DIRECTION:
Show each line of the data below that has the string "grass" in it.

* * * * * * *

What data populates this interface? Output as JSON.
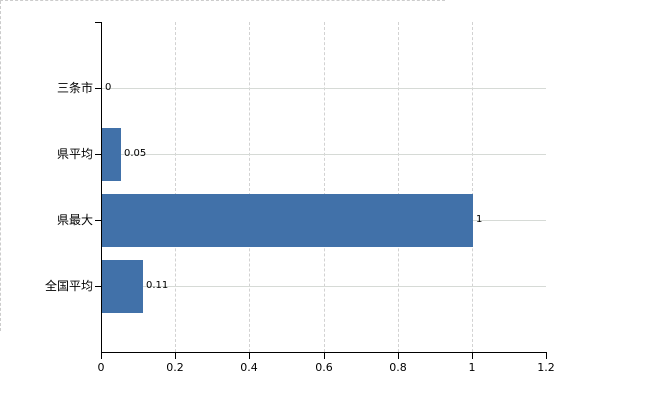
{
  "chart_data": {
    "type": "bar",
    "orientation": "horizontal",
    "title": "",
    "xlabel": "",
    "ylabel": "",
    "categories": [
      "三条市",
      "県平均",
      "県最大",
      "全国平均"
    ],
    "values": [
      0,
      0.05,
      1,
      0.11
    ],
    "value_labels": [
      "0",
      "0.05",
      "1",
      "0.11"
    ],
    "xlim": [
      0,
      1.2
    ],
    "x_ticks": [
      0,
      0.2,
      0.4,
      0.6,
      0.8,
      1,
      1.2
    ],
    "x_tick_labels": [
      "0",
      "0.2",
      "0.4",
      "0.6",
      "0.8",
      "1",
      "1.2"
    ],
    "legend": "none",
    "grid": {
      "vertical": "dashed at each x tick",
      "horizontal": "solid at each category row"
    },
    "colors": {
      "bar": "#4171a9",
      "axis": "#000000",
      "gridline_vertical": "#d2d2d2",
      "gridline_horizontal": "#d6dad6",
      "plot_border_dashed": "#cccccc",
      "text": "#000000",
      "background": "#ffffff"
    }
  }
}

* * * * * * *

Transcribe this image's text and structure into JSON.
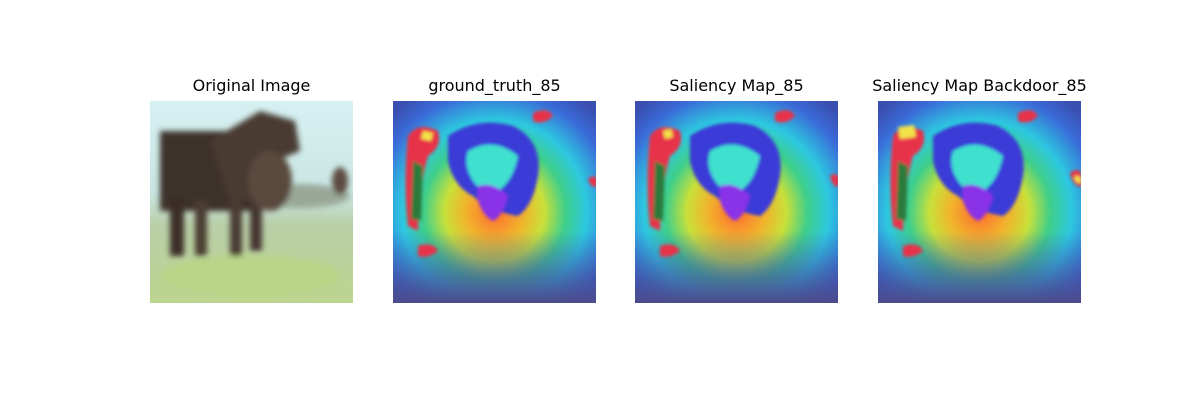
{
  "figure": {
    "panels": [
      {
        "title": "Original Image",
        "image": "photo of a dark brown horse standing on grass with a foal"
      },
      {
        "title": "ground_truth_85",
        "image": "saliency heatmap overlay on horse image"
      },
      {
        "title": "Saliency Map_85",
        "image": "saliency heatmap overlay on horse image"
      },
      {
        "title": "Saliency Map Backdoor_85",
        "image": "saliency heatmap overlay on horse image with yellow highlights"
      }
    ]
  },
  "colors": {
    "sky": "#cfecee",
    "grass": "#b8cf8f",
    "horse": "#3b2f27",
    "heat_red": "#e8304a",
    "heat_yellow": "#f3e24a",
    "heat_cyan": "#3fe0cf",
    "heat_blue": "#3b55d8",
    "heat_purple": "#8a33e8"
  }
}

* * * * * * *

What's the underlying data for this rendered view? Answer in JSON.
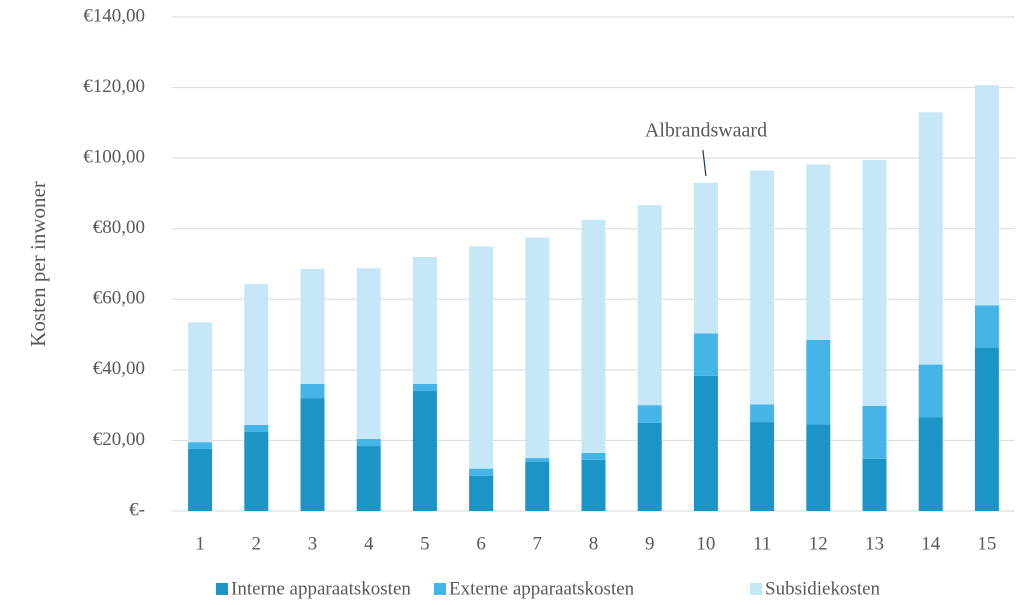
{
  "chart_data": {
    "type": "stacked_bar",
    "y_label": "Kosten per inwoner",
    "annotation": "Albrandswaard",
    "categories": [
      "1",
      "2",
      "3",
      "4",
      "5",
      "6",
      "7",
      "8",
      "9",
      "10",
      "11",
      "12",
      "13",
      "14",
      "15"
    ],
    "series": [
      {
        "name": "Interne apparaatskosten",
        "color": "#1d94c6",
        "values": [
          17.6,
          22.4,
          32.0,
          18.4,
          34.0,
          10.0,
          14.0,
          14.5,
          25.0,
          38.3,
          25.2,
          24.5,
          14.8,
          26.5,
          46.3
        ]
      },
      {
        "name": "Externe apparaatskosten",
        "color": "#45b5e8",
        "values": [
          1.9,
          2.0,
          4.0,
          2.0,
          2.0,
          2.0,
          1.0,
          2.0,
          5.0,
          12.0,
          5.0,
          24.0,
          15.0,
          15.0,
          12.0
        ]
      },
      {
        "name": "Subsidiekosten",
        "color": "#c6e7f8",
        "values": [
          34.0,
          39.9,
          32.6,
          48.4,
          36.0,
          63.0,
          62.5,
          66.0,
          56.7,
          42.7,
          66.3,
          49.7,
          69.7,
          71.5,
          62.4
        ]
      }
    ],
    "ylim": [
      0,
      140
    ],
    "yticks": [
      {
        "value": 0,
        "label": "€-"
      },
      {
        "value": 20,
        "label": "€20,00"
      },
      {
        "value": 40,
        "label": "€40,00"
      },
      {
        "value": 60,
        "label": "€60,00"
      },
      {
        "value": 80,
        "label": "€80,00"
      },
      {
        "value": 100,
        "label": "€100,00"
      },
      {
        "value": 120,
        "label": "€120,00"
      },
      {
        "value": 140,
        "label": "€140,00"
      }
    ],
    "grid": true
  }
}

* * * * * * *

TASK RESPONSE:
        "image": "photo of a dark brown horse standing on grass with a foal"
    "grass": "#b8cf8f",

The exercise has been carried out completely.